> **EXTRACT PROVIDED**
■ ■ ■ ■
Paul Bunyan and Babe the Blue Ox are the names of a pair of large statues of the American folk hero Paul Bunyan and his ox, located in Bemidji, Minnesota. This roadside attraction has been listed on the National Register of Historic Places since 1988.

Built in 1937 to attract attention of passing motorists, these are similar to such structures as the Benewah Milk Bottle, the Teapot Dome Service Station, or the comparably colossal Dinosaur Park sculptures in South Dakota. These were all built in a period of time when automobile travel became increasingly affordable and common.

This pair of statues are said by the Kodak Company to be the "second most photographed statues in the United States", behind Mount Rushmore in South Dakota.

==History==
The city of Bemidji is located in a vast woodland and lake region. As early as the 1890s, the town enjoyed a modest tourist trade. When rail connections were constructed to Bemidji in 1898, promoters began the development of lakeshore sites for cottages, hotels, and resorts. Most of these resorts catered to hunters and anglers. In the 1920s, the rise in automobile usage and affordability contributed to a significant boom in Bemidji's tourist industry, but it suffered during the Great Depression. Enter Paul Bunyan and Babe the Blue Ox.

As a means of stimulating tourism in Bemidji, a number of local, civic organizations sponsored a winter carnival meant to promote the city's resources for winter sports. Due to Bemidji's once prominent status as a logging and lumbering center, the celebrations focused on Paul Bunyan, the larger-than life lumberjack who is an American folk hero.

On January 14, 1937, the carnival opened with Earl L. Grinols, Sr., elected as the carnival king. Two giant statues were unveiled at the event: one of Bunyan and the other of his giant blue ox, Babe; the pair were to serve as carnival mascots. Babe was brought into town on a Grinols Implement & Fuel Co. truck arranged so that its exhaust exited through Babe's nostrils. The statues were designed by Lennord L. Pitney of Park Rapids, Minnesota. Paul was built by Carl Aldal (1897–1966), a local cement man. Babe was built by N. Edward Johnson (1902 - 1999) who owned the Bemidji Boat Factory.
■ ■ ■ ■
> **EXTRACTED RECORDS**
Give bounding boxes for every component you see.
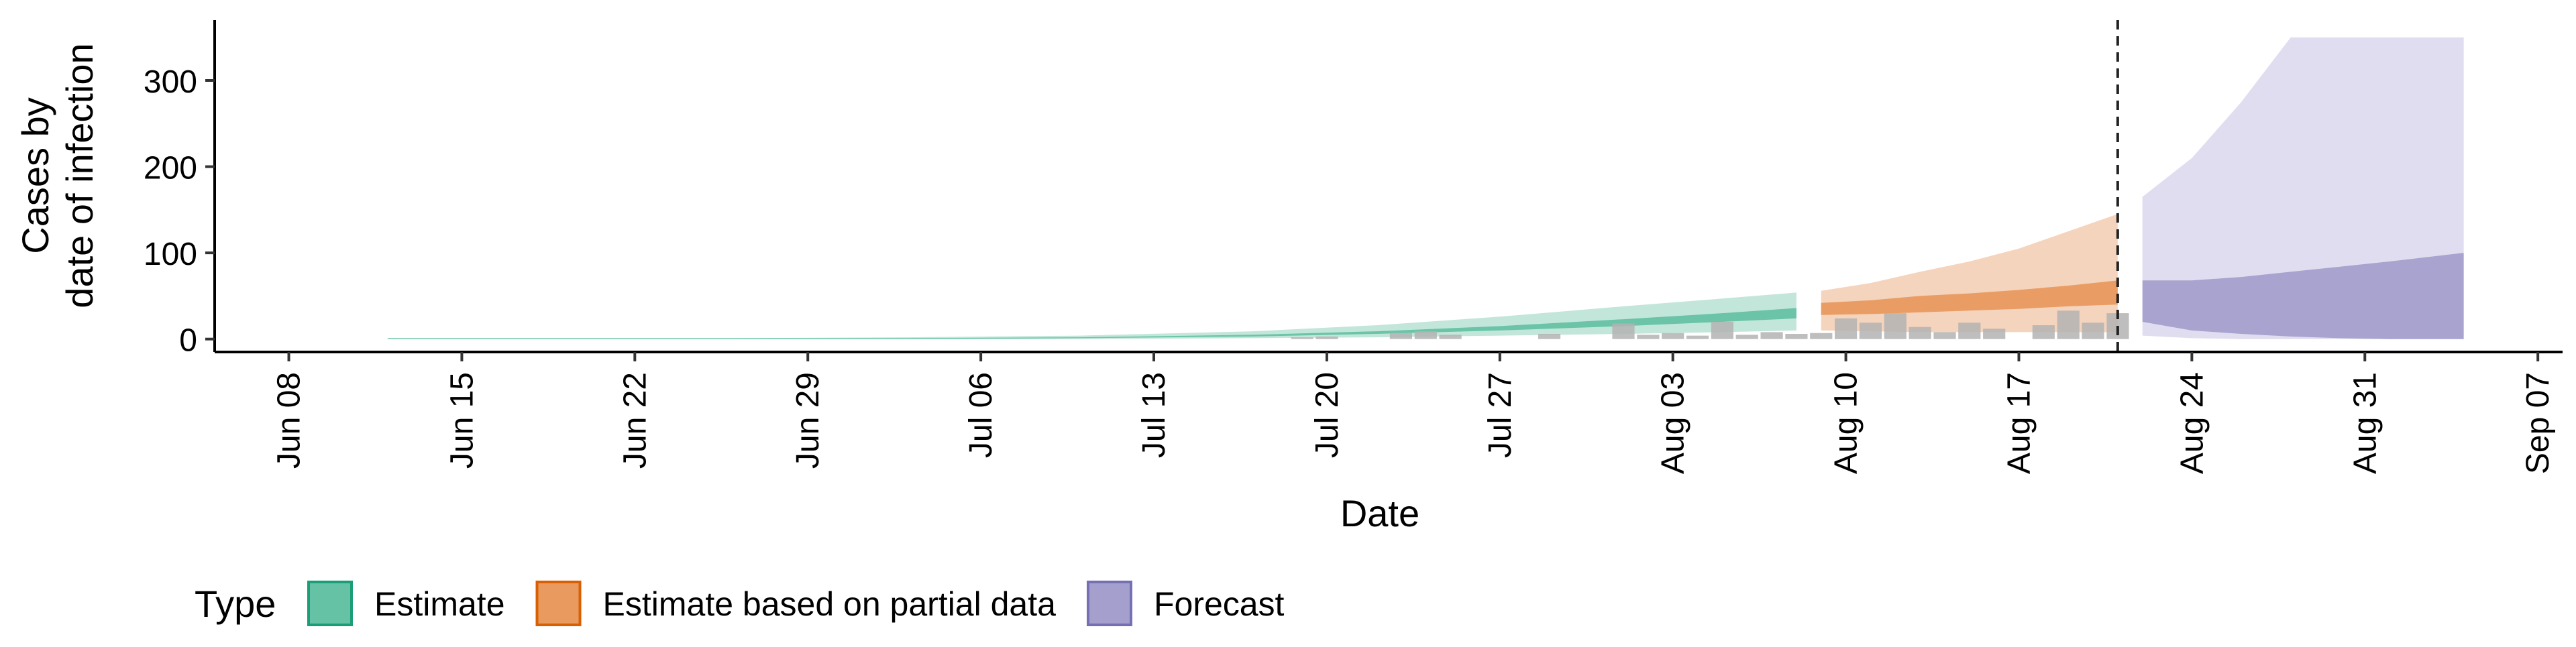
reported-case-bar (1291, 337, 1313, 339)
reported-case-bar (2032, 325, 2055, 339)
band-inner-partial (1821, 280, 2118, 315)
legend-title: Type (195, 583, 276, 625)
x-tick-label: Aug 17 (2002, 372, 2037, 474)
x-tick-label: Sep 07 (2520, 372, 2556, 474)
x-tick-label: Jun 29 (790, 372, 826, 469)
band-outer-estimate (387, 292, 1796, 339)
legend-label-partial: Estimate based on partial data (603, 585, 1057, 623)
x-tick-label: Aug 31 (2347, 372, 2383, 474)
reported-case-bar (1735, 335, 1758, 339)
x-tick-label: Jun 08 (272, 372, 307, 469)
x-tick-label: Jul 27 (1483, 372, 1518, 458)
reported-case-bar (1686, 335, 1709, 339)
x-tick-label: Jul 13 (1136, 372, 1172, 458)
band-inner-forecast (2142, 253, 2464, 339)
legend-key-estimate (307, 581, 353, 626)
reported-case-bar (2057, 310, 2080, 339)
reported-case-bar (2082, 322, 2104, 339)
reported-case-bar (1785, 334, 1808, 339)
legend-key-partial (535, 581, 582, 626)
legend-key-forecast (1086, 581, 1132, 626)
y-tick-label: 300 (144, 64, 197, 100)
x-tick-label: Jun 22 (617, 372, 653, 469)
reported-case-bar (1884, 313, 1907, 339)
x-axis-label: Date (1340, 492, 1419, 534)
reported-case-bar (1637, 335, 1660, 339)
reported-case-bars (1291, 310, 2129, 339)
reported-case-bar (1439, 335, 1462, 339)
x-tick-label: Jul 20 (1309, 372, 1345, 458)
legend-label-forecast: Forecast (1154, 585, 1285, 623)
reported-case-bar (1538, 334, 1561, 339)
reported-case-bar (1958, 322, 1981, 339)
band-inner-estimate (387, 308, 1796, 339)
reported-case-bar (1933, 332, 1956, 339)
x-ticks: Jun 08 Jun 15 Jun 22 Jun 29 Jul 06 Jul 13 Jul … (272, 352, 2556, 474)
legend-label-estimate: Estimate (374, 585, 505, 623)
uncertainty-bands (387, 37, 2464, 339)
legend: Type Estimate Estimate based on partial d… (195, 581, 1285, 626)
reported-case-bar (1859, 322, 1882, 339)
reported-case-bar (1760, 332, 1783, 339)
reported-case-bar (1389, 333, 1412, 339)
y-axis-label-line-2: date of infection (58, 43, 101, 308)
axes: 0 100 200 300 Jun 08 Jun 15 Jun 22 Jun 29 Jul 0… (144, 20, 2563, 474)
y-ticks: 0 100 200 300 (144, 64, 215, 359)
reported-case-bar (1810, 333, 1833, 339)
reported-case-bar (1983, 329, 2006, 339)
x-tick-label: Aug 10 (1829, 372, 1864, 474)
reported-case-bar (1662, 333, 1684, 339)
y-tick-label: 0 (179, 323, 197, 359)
■ ■ ■ ■
> **PROBLEM DESCRIPTION**
Carry on the text about the Paul Bunyan and Babe the Blue Ox statues in Bemidji, picking up after its final sentence. The records can be left aside.

> **ANSWER TO THE EXERCISE**
In March 2006, the Rotary Club of Bemidji raised $53,000; along with a $68,000 federal grant, the club undertook to repair some damage to the statues. The money was also allocated for use in maintenance, with the majority slated for stabilizing the ground beneath the statues, to lessen shifting in freezing temperatures. The work included repairing a 1 in crack in Babe from the neck to the hindquarters; this had continued to widen despite yearly fixes by the city with caulk and blue paint.

In October 2013, local organizers ran the first Bemidji Blue Ox Marathon and planned the course to run past the statues.

==Dimensions==
Paul Bunyan is approximately 18 ft tall and measures 5 ft across at his base. From toe to heel, Paul Bunyan measures 3 ft. Babe the Blue Ox is about 10 ft tall and 8 ft across at the front hooves. From nose to tail, Babe measures about 23 ft.

==In popular culture==
- The statues are featured on a postcard during the opening sequence of the 1983 film National Lampoon's Vacation.
- The 8th track from the 2012 album Danza IIII: The Alpha – The Omega of American mathcore band The Tony Danza Tapdance Extravaganza is titled "Paul Bunyan and the Blue Ox".
- The statues are featured in the 2014 film Kumiko, the Treasure Hunter.
- The statues are featured in the first season of the FX series Fargo. While mainly shown throughout the season on Bemidji's fictional welcome sign, in the 2014 episode "A Fox, a Rabbit, and a Cabbage" the statues are depicted as smaller, life-size statues standing upon tall pedestals near railroad tracks and not Lake Bemidji.